[Task directions] Lines containing "여름수련회" are to be counted. Report the count alone.

[Dataset rows]
┄┄┄┄┄┄

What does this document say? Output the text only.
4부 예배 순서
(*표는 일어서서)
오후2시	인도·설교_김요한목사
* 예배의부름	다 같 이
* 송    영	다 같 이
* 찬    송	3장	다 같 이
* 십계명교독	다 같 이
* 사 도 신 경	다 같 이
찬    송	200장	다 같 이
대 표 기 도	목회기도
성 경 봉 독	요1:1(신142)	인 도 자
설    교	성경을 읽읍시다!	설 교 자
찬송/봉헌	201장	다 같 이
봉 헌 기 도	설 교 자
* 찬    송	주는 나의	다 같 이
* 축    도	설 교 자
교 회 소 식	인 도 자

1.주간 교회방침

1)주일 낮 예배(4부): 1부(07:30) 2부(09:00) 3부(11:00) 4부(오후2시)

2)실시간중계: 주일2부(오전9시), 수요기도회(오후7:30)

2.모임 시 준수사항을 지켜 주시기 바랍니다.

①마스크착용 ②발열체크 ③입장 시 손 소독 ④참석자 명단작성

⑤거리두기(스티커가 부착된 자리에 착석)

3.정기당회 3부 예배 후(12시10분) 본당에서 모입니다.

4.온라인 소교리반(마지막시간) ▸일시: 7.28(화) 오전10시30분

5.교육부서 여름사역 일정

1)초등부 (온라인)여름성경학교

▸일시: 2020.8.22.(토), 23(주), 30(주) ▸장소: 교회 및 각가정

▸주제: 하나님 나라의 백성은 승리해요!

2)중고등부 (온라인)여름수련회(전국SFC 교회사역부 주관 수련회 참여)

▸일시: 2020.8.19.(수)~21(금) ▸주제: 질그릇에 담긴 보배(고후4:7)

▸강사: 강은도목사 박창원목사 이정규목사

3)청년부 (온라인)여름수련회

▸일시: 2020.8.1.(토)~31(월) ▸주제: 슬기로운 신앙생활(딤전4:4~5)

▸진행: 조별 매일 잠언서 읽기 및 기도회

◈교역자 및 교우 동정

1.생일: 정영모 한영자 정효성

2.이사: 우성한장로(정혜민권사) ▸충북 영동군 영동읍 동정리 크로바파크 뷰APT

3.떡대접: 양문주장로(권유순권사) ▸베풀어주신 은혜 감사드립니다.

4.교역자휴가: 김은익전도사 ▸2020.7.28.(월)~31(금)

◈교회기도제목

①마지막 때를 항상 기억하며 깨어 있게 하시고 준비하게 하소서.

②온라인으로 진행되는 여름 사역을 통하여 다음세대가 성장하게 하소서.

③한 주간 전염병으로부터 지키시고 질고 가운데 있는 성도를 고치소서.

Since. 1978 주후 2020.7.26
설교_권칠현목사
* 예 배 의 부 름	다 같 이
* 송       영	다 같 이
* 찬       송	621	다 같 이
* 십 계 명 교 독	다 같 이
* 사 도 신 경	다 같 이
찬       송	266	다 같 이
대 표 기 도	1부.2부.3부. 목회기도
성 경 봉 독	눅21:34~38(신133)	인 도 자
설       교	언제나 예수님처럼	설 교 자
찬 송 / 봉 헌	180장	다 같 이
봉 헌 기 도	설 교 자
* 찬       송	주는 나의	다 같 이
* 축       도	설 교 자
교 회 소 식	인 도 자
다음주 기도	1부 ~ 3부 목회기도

┄┄┄┄┄┄

[Result of this exercise] 2